- [Problem description] This exercise asks for a copy of each line in the records below with the word "color" in it.

─── Raw data ───

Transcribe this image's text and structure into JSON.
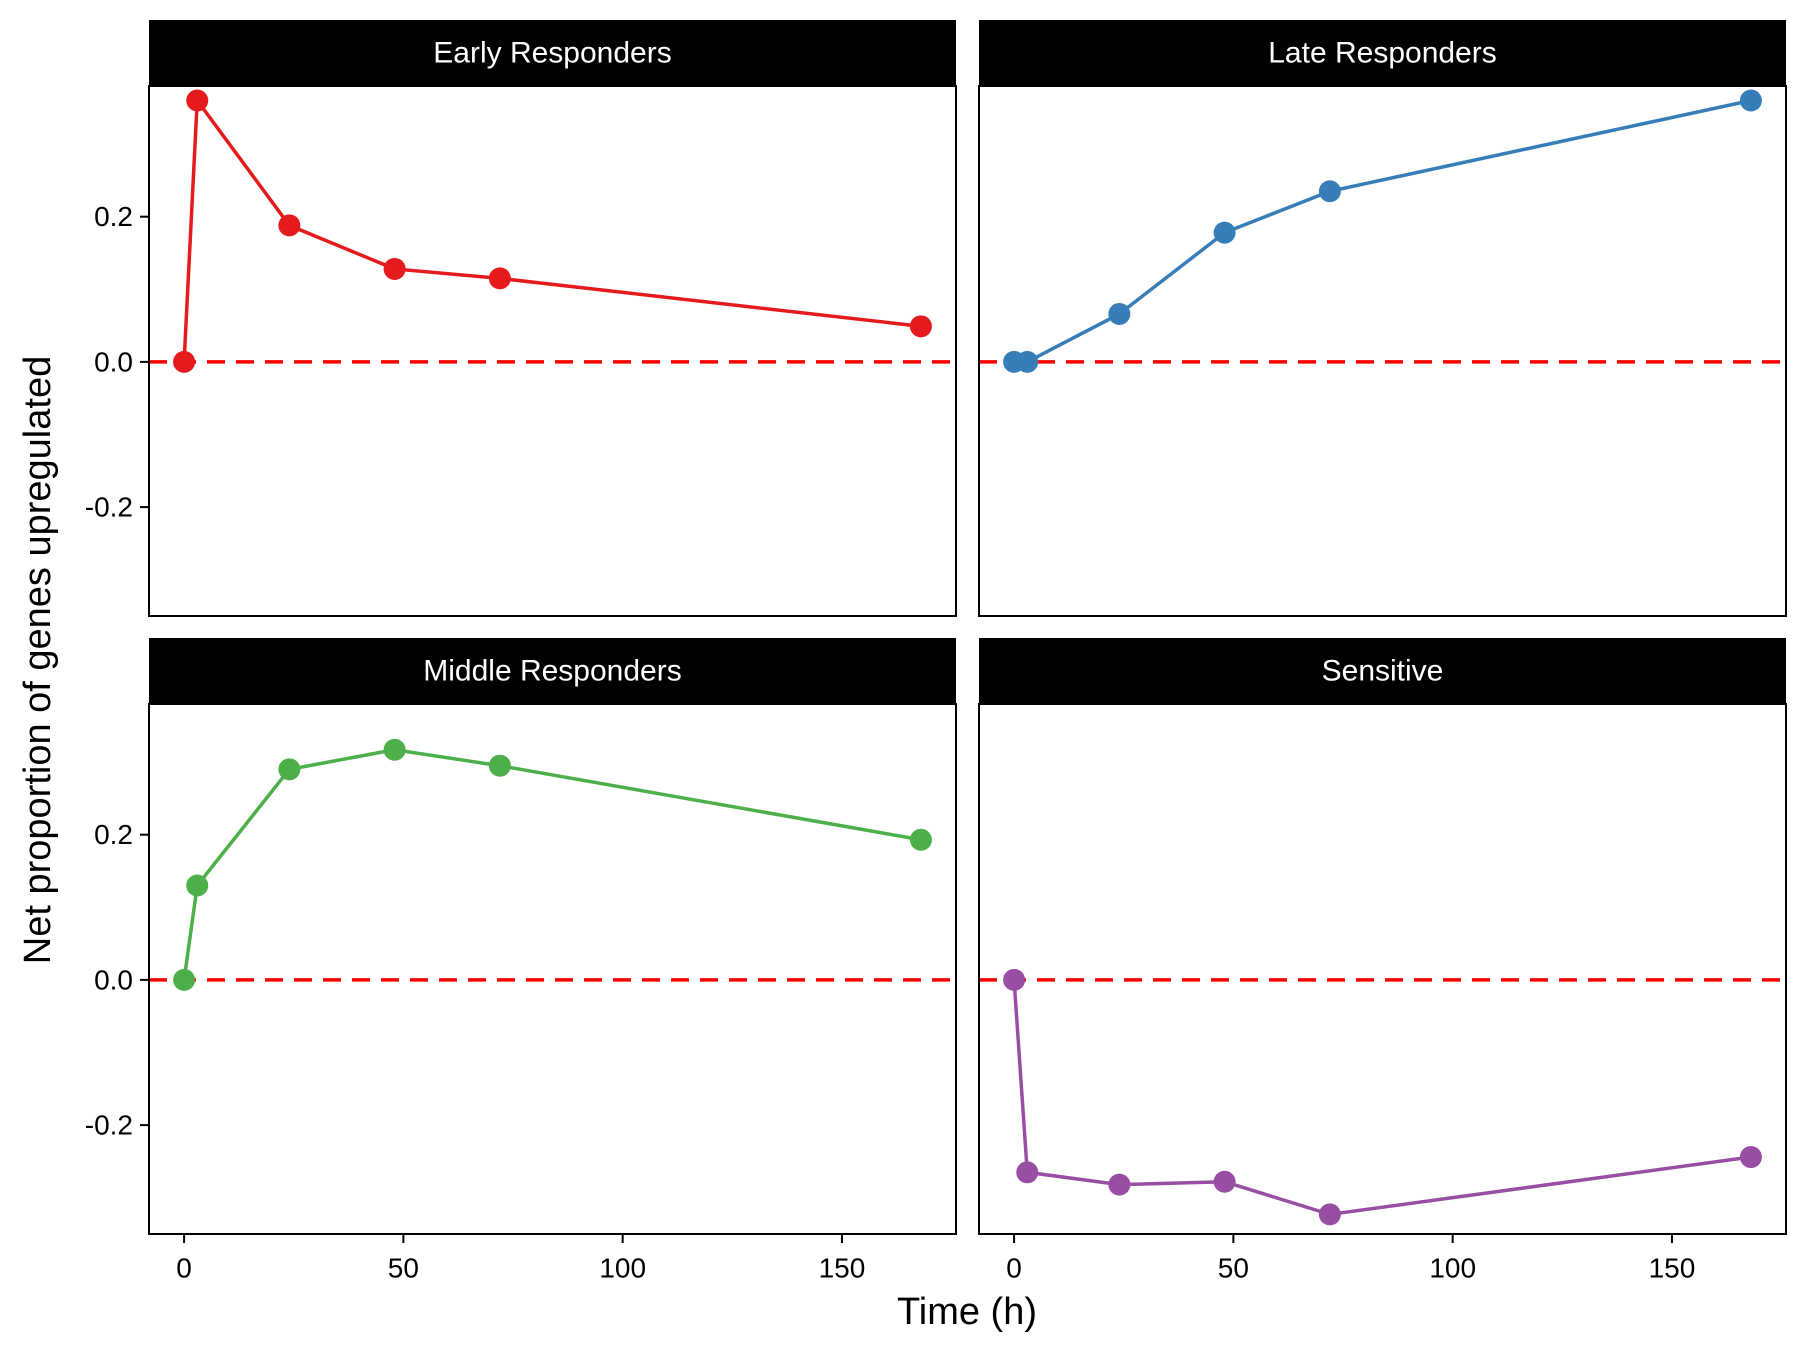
{
  "chart_data": {
    "type": "line",
    "layout": "facet-grid-2x2",
    "xlabel": "Time (h)",
    "ylabel": "Net proportion of genes upregulated",
    "xlim": [
      -8,
      176
    ],
    "ylim": [
      -0.35,
      0.38
    ],
    "x_ticks": [
      0,
      50,
      100,
      150
    ],
    "x_tick_labels": [
      "0",
      "50",
      "100",
      "150"
    ],
    "y_ticks": [
      -0.2,
      0.0,
      0.2
    ],
    "y_tick_labels": [
      "-0.2",
      "0.0",
      "0.2"
    ],
    "reference_line": {
      "y": 0,
      "style": "dashed",
      "color": "#ff0000"
    },
    "grid": false,
    "legend": "none",
    "panels": [
      {
        "title": "Early Responders",
        "color": "#e41a1c",
        "x": [
          0,
          3,
          24,
          48,
          72,
          168
        ],
        "y": [
          0.0,
          0.36,
          0.188,
          0.128,
          0.115,
          0.049
        ]
      },
      {
        "title": "Late Responders",
        "color": "#377eb8",
        "x": [
          0,
          3,
          24,
          48,
          72,
          168
        ],
        "y": [
          0.0,
          0.0,
          0.066,
          0.178,
          0.235,
          0.36
        ]
      },
      {
        "title": "Middle Responders",
        "color": "#4daf4a",
        "x": [
          0,
          3,
          24,
          48,
          72,
          168
        ],
        "y": [
          0.0,
          0.13,
          0.29,
          0.317,
          0.295,
          0.193
        ]
      },
      {
        "title": "Sensitive",
        "color": "#984ea3",
        "x": [
          0,
          3,
          24,
          48,
          72,
          168
        ],
        "y": [
          0.0,
          -0.265,
          -0.282,
          -0.278,
          -0.323,
          -0.244
        ]
      }
    ]
  }
}
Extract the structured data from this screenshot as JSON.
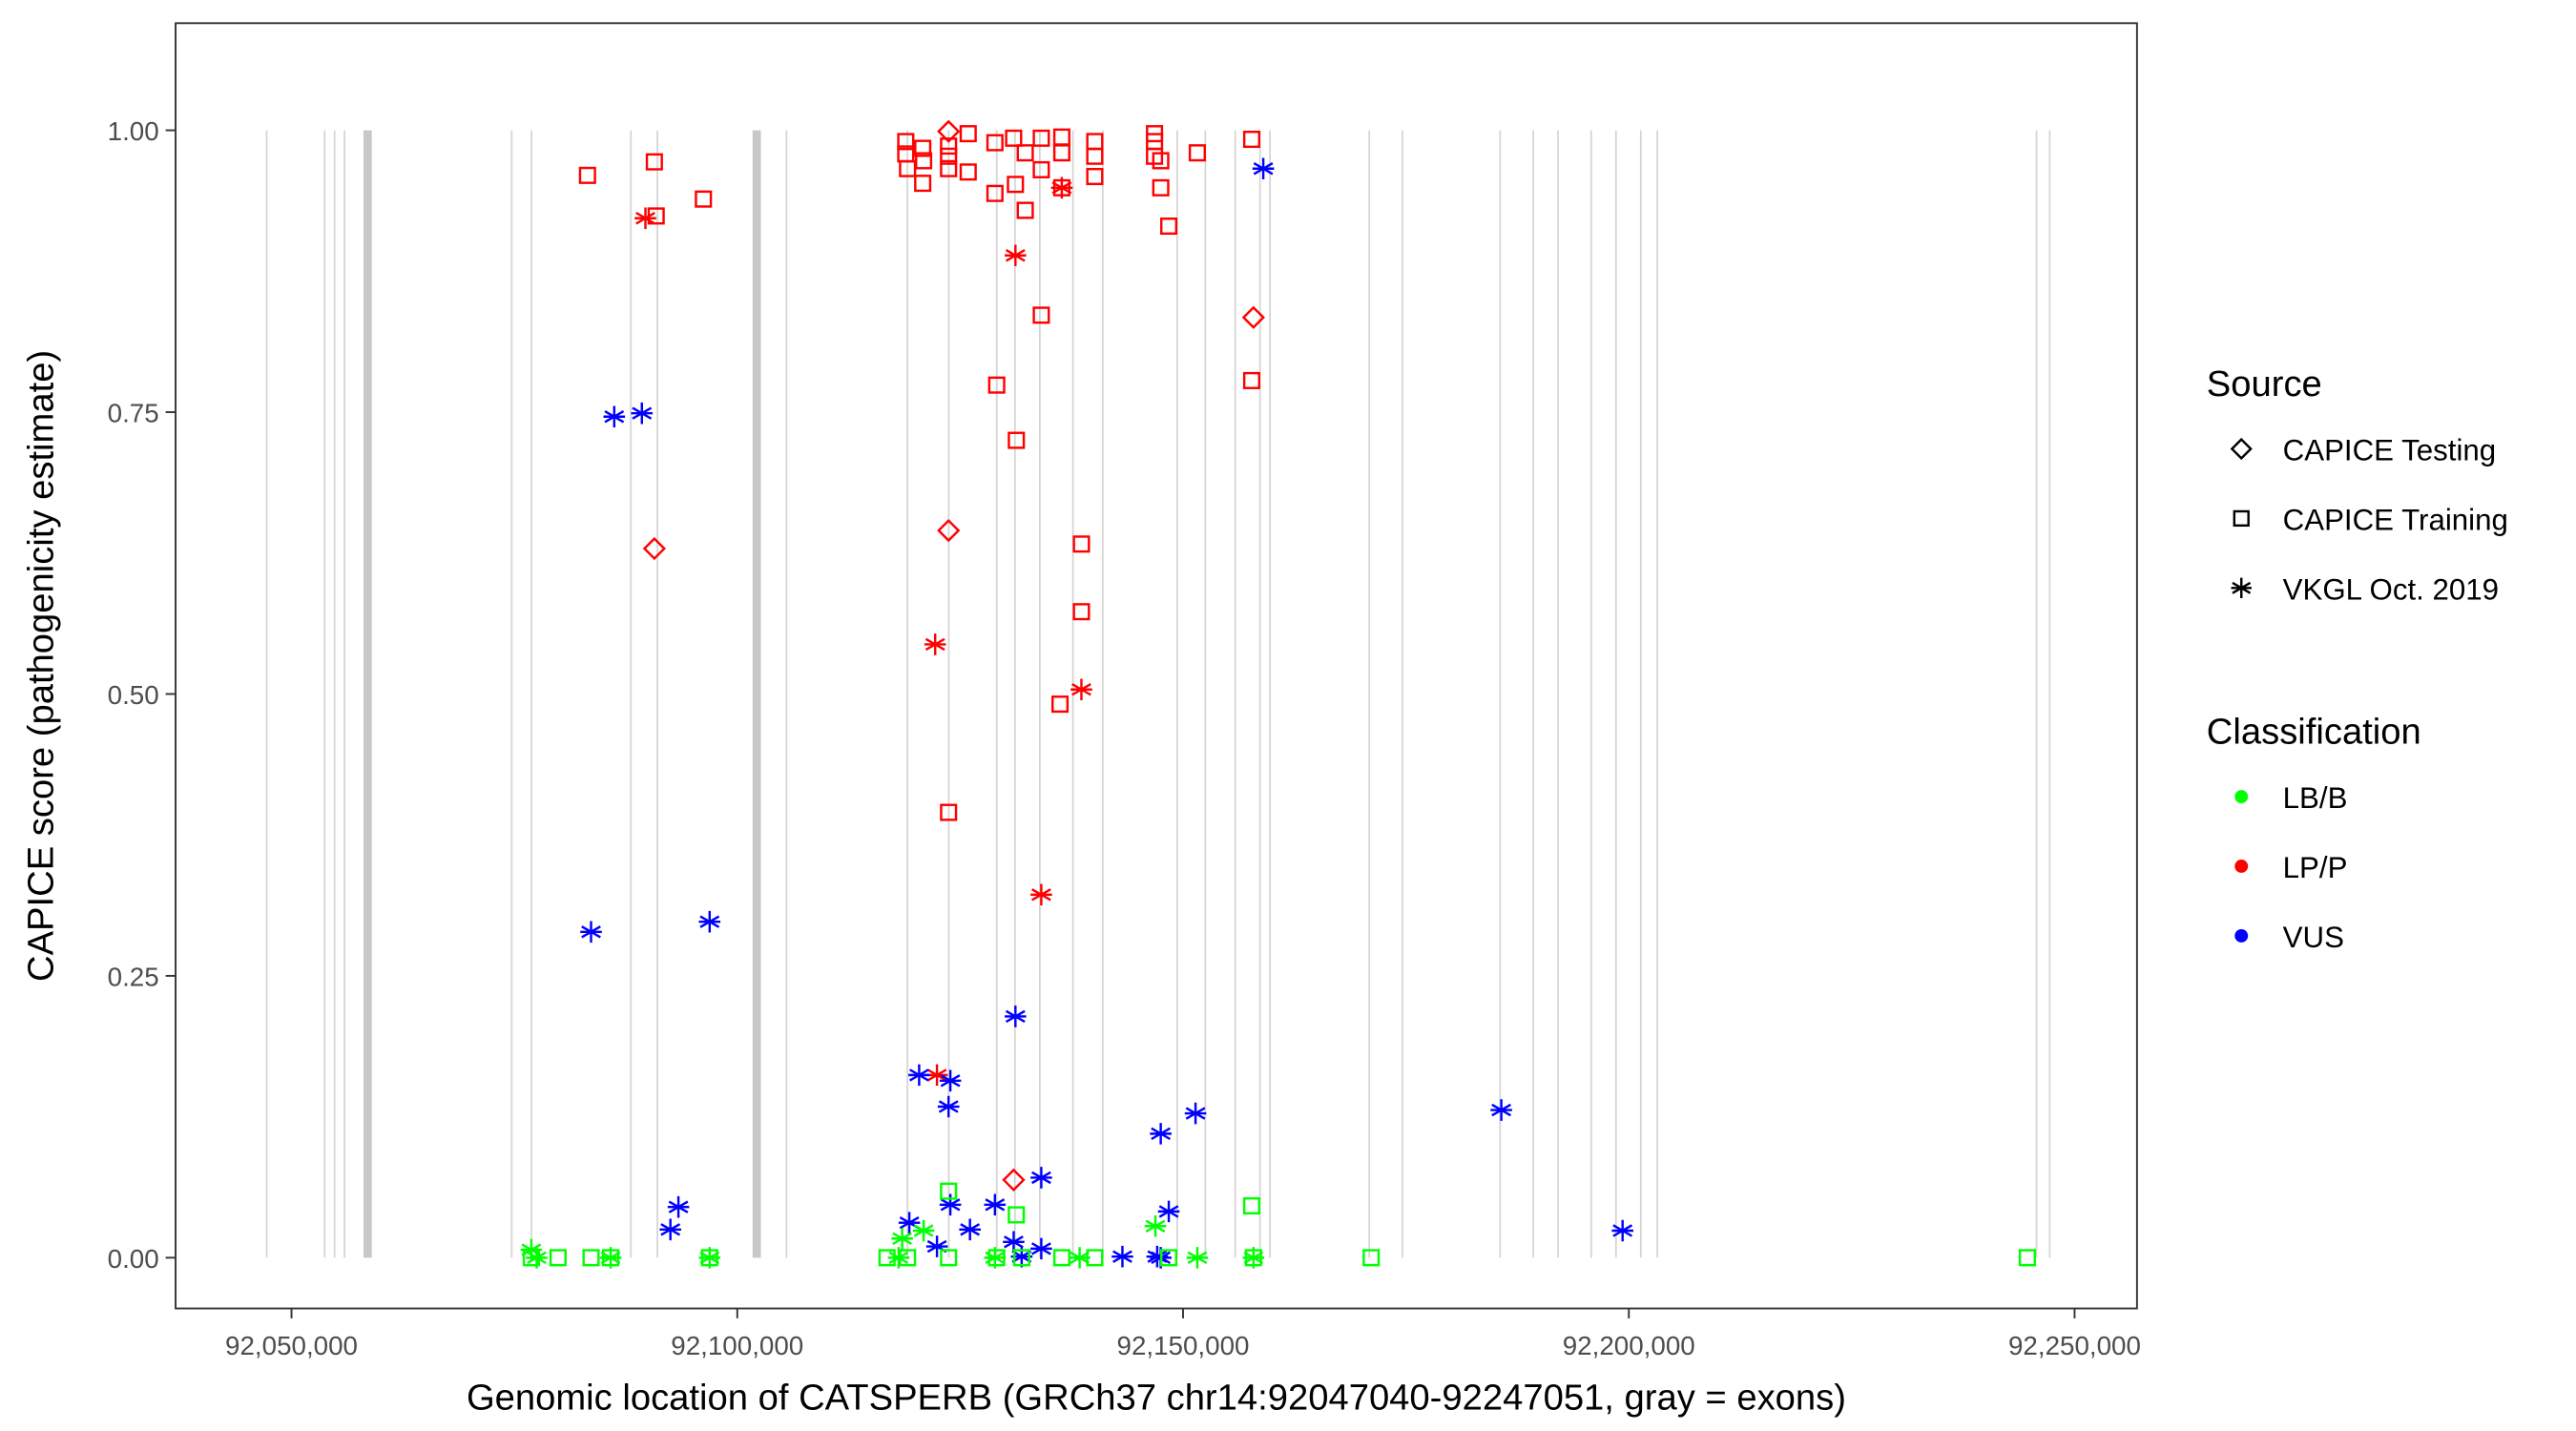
{
  "chart_data": {
    "type": "scatter",
    "xlabel": "Genomic location of CATSPERB (GRCh37 chr14:92047040-92247051, gray = exons)",
    "ylabel": "CAPICE score (pathogenicity estimate)",
    "xlim": [
      92037000,
      92257000
    ],
    "ylim": [
      -0.045,
      1.095
    ],
    "xticks": [
      92050000,
      92100000,
      92150000,
      92200000,
      92250000
    ],
    "xtick_labels": [
      "92,050,000",
      "92,100,000",
      "92,150,000",
      "92,200,000",
      "92,250,000"
    ],
    "yticks": [
      0,
      0.25,
      0.5,
      0.75,
      1.0
    ],
    "ytick_labels": [
      "0.00",
      "0.25",
      "0.50",
      "0.75",
      "1.00"
    ],
    "grid": false,
    "exons": [
      92047214,
      92053714,
      92054828,
      92055942,
      92058542,
      92074698,
      92076927,
      92088069,
      92091040,
      92102182,
      92105524,
      92119080,
      92123723,
      92129108,
      92131151,
      92133936,
      92137650,
      92140993,
      92149350,
      92152506,
      92155849,
      92158635,
      92159749,
      92170891,
      92174605,
      92185562,
      92189276,
      92192061,
      92195775,
      92198561,
      92201346,
      92203203,
      92245728,
      92247213
    ],
    "thick_exons": [
      92058542,
      92102182
    ],
    "legend_position": "right",
    "legend": {
      "source_title": "Source",
      "sources": [
        {
          "key": "testing",
          "label": "CAPICE Testing",
          "shape": "diamond"
        },
        {
          "key": "training",
          "label": "CAPICE Training",
          "shape": "square"
        },
        {
          "key": "vkgl",
          "label": "VKGL Oct. 2019",
          "shape": "asterisk"
        }
      ],
      "class_title": "Classification",
      "classes": [
        {
          "key": "LB/B",
          "label": "LB/B",
          "color": "#00ff00"
        },
        {
          "key": "LP/P",
          "label": "LP/P",
          "color": "#ff0000"
        },
        {
          "key": "VUS",
          "label": "VUS",
          "color": "#0000ff"
        }
      ]
    },
    "series": [
      {
        "source": "training",
        "class": "LP/P",
        "points": [
          [
            92083200,
            0.96
          ],
          [
            92090700,
            0.972
          ],
          [
            92090900,
            0.924
          ],
          [
            92096200,
            0.939
          ],
          [
            92118900,
            0.99
          ],
          [
            92118900,
            0.979
          ],
          [
            92119100,
            0.966
          ],
          [
            92120800,
            0.984
          ],
          [
            92120800,
            0.953
          ],
          [
            92120900,
            0.973
          ],
          [
            92123700,
            0.986
          ],
          [
            92123700,
            0.977
          ],
          [
            92123700,
            0.966
          ],
          [
            92125900,
            0.997
          ],
          [
            92125900,
            0.963
          ],
          [
            92128900,
            0.989
          ],
          [
            92128900,
            0.944
          ],
          [
            92131000,
            0.993
          ],
          [
            92131200,
            0.952
          ],
          [
            92132300,
            0.98
          ],
          [
            92132300,
            0.929
          ],
          [
            92134100,
            0.993
          ],
          [
            92134100,
            0.965
          ],
          [
            92136400,
            0.994
          ],
          [
            92136400,
            0.98
          ],
          [
            92136400,
            0.949
          ],
          [
            92140100,
            0.99
          ],
          [
            92140100,
            0.977
          ],
          [
            92140100,
            0.959
          ],
          [
            92146800,
            0.997
          ],
          [
            92146800,
            0.99
          ],
          [
            92146800,
            0.977
          ],
          [
            92147500,
            0.973
          ],
          [
            92147500,
            0.949
          ],
          [
            92148400,
            0.915
          ],
          [
            92151600,
            0.98
          ],
          [
            92157700,
            0.992
          ],
          [
            92131300,
            0.725
          ],
          [
            92129100,
            0.774
          ],
          [
            92134100,
            0.836
          ],
          [
            92138600,
            0.633
          ],
          [
            92138600,
            0.573
          ],
          [
            92136200,
            0.491
          ],
          [
            92123700,
            0.395
          ],
          [
            92157700,
            0.778
          ]
        ]
      },
      {
        "source": "testing",
        "class": "LP/P",
        "points": [
          [
            92123700,
            0.999
          ],
          [
            92090700,
            0.629
          ],
          [
            92123700,
            0.645
          ],
          [
            92157900,
            0.834
          ],
          [
            92131000,
            0.069
          ]
        ]
      },
      {
        "source": "vkgl",
        "class": "LP/P",
        "points": [
          [
            92089700,
            0.922
          ],
          [
            92131200,
            0.889
          ],
          [
            92136400,
            0.949
          ],
          [
            92122200,
            0.544
          ],
          [
            92138600,
            0.504
          ],
          [
            92134100,
            0.322
          ],
          [
            92122400,
            0.162
          ]
        ]
      },
      {
        "source": "vkgl",
        "class": "VUS",
        "points": [
          [
            92086200,
            0.746
          ],
          [
            92089300,
            0.749
          ],
          [
            92083600,
            0.289
          ],
          [
            92096900,
            0.298
          ],
          [
            92159000,
            0.966
          ],
          [
            92131200,
            0.214
          ],
          [
            92120400,
            0.162
          ],
          [
            92123900,
            0.157
          ],
          [
            92123700,
            0.134
          ],
          [
            92134100,
            0.071
          ],
          [
            92147500,
            0.11
          ],
          [
            92151400,
            0.128
          ],
          [
            92185700,
            0.131
          ],
          [
            92199300,
            0.024
          ],
          [
            92093400,
            0.045
          ],
          [
            92092500,
            0.025
          ],
          [
            92119300,
            0.031
          ],
          [
            92123900,
            0.047
          ],
          [
            92128900,
            0.047
          ],
          [
            92126100,
            0.025
          ],
          [
            92122400,
            0.01
          ],
          [
            92148400,
            0.041
          ],
          [
            92131000,
            0.014
          ],
          [
            92131900,
            0.001
          ],
          [
            92134100,
            0.008
          ],
          [
            92143200,
            0.001
          ],
          [
            92147100,
            0.001
          ],
          [
            92147500,
            0.0
          ]
        ]
      },
      {
        "source": "training",
        "class": "LB/B",
        "points": [
          [
            92076900,
            0.0
          ],
          [
            92079900,
            0.0
          ],
          [
            92083600,
            0.0
          ],
          [
            92085800,
            0.0
          ],
          [
            92096900,
            0.0
          ],
          [
            92116800,
            0.0
          ],
          [
            92119100,
            0.0
          ],
          [
            92123700,
            0.059
          ],
          [
            92131300,
            0.038
          ],
          [
            92129100,
            0.0
          ],
          [
            92136400,
            0.0
          ],
          [
            92140100,
            0.0
          ],
          [
            92148400,
            0.0
          ],
          [
            92157700,
            0.046
          ],
          [
            92157900,
            0.0
          ],
          [
            92171100,
            0.0
          ],
          [
            92244700,
            0.0
          ],
          [
            92123700,
            0.0
          ],
          [
            92131900,
            0.0
          ]
        ]
      },
      {
        "source": "vkgl",
        "class": "LB/B",
        "points": [
          [
            92076900,
            0.007
          ],
          [
            92077500,
            0.0
          ],
          [
            92085800,
            0.0
          ],
          [
            92096900,
            0.0
          ],
          [
            92118500,
            0.017
          ],
          [
            92120900,
            0.024
          ],
          [
            92146900,
            0.028
          ],
          [
            92118100,
            0.0
          ],
          [
            92128900,
            0.0
          ],
          [
            92138400,
            0.0
          ],
          [
            92151600,
            0.0
          ],
          [
            92157900,
            0.0
          ]
        ]
      }
    ]
  }
}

───

- [Solution to this exercise]
      "color": "#ff0000"
        "color": "#e41a1c",
        "color": "#377eb8",
        "color": "#4daf4a",
        "color": "#984ea3",
          "color": "#00ff00"
          "color": "#ff0000"
          "color": "#0000ff"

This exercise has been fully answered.